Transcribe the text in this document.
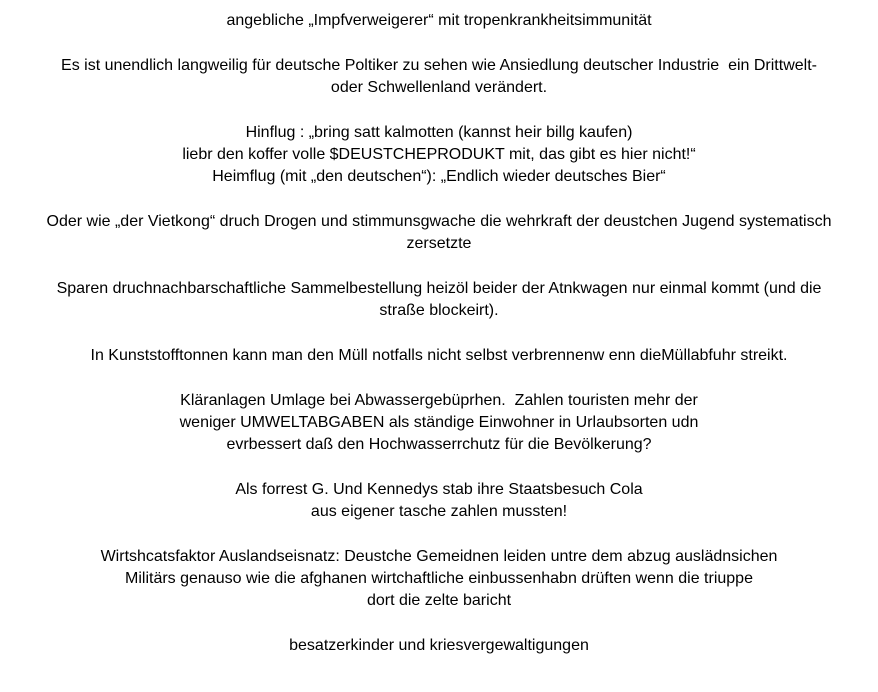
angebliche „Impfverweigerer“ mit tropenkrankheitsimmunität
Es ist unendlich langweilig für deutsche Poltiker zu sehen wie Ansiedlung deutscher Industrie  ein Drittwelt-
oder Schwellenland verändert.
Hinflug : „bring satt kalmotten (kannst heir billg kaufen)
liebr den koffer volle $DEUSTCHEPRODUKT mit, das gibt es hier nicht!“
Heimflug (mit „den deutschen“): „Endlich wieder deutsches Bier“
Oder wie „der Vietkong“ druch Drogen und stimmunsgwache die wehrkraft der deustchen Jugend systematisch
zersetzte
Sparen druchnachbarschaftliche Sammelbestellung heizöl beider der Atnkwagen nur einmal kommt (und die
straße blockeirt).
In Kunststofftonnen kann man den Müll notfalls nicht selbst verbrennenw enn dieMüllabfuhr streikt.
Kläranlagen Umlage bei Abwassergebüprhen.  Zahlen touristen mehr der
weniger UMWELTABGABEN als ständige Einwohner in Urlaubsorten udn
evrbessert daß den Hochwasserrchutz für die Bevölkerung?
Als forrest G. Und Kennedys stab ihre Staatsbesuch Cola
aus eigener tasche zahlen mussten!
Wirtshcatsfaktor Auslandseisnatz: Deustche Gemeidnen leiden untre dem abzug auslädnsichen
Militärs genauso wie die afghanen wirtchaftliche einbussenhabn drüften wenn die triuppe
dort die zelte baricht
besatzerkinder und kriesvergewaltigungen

____

Output every entry exactly as given; pictures are not part of the copy.

Transcribe the text in this document.
angebliche „Impfverweigerer“ mit tropenkrankheitsimmunität
Es ist unendlich langweilig für deutsche Poltiker zu sehen wie Ansiedlung deutscher Industrie  ein Drittwelt-
oder Schwellenland verändert.
Hinflug : „bring satt kalmotten (kannst heir billg kaufen)
liebr den koffer volle $DEUSTCHEPRODUKT mit, das gibt es hier nicht!“
Heimflug (mit „den deutschen“): „Endlich wieder deutsches Bier“
Oder wie „der Vietkong“ druch Drogen und stimmunsgwache die wehrkraft der deustchen Jugend systematisch
zersetzte
Sparen druchnachbarschaftliche Sammelbestellung heizöl beider der Atnkwagen nur einmal kommt (und die
straße blockeirt).
In Kunststofftonnen kann man den Müll notfalls nicht selbst verbrennenw enn dieMüllabfuhr streikt.
Kläranlagen Umlage bei Abwassergebüprhen.  Zahlen touristen mehr der
weniger UMWELTABGABEN als ständige Einwohner in Urlaubsorten udn
evrbessert daß den Hochwasserrchutz für die Bevölkerung?
Als forrest G. Und Kennedys stab ihre Staatsbesuch Cola
aus eigener tasche zahlen mussten!
Wirtshcatsfaktor Auslandseisnatz: Deustche Gemeidnen leiden untre dem abzug auslädnsichen
Militärs genauso wie die afghanen wirtchaftliche einbussenhabn drüften wenn die triuppe
dort die zelte baricht
besatzerkinder und kriesvergewaltigungen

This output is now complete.